WHAT IS REQUIRED:
Search the listing for the string "screenshot" and copy every line that contains it.
== ENTRIES PROVIDED
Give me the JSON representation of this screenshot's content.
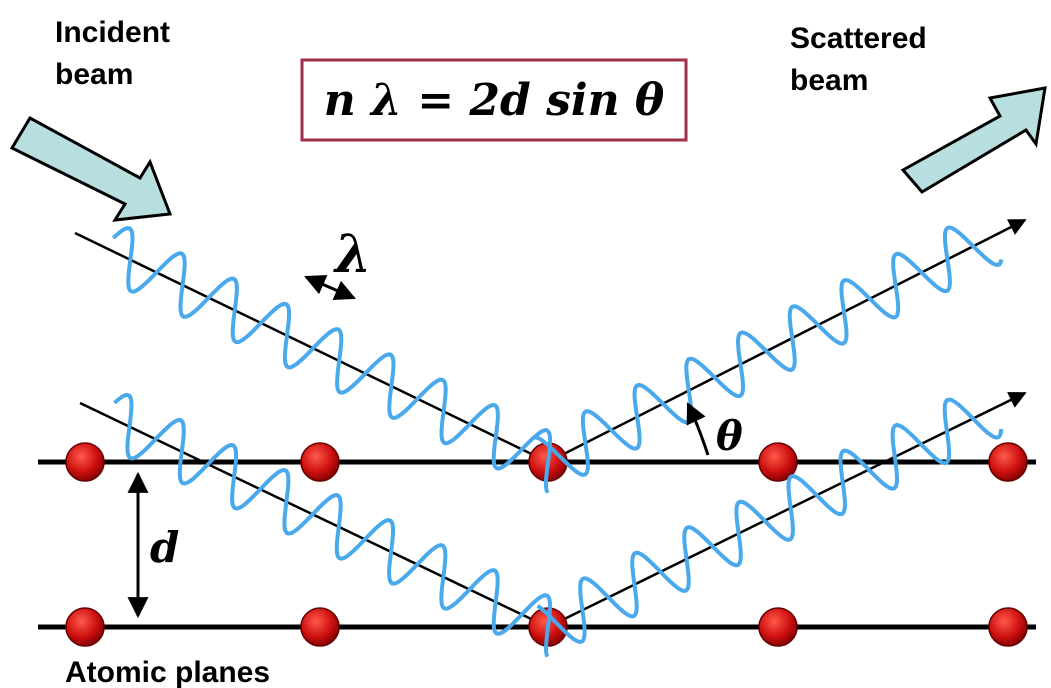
{
  "incident_beam": {
    "line1": "Incident",
    "line2": "beam"
  },
  "scattered_beam": {
    "line1": "Scattered",
    "line2": "beam"
  },
  "equation": "n λ = 2d sin θ",
  "wavelength_symbol": "λ",
  "angle_symbol": "θ",
  "spacing_symbol": "d",
  "planes_label": "Atomic planes"
}
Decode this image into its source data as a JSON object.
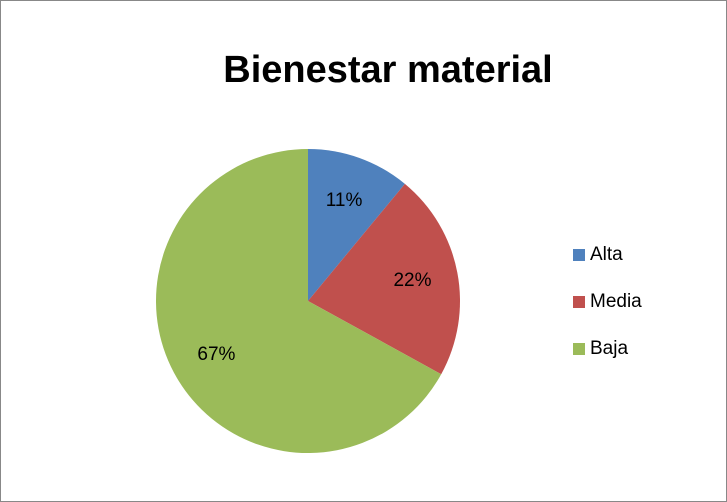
{
  "chart_data": {
    "type": "pie",
    "title": "Bienestar material",
    "categories": [
      "Alta",
      "Media",
      "Baja"
    ],
    "values": [
      11,
      22,
      67
    ],
    "value_labels": [
      "11%",
      "22%",
      "67%"
    ],
    "colors": [
      "#4f81bd",
      "#c0504d",
      "#9bbb59"
    ],
    "legend": "right"
  }
}
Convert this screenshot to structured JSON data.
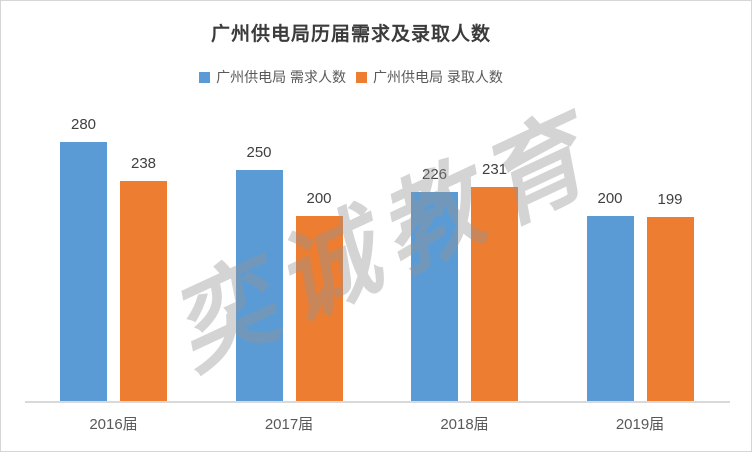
{
  "title": "广州供电局历届需求及录取人数",
  "watermark": "奕诚教育",
  "colors": {
    "demand": "#5B9BD5",
    "admit": "#ED7D31",
    "axis_line": "#D9D9D9",
    "value_label": "#404040",
    "axis_label": "#595959"
  },
  "chart_data": {
    "type": "bar",
    "title": "广州供电局历届需求及录取人数",
    "categories": [
      "2016届",
      "2017届",
      "2018届",
      "2019届"
    ],
    "series": [
      {
        "name": "广州供电局 需求人数",
        "color": "#5B9BD5",
        "values": [
          280,
          250,
          226,
          200
        ]
      },
      {
        "name": "广州供电局 录取人数",
        "color": "#ED7D31",
        "values": [
          238,
          200,
          231,
          199
        ]
      }
    ],
    "xlabel": "",
    "ylabel": "",
    "ylim": [
      0,
      302
    ],
    "grid": false,
    "legend_position": "top",
    "data_labels": true
  }
}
====
SOLUTION:
Give me the JSON representation of this screenshot's content.
Convert this screenshot to structured JSON data.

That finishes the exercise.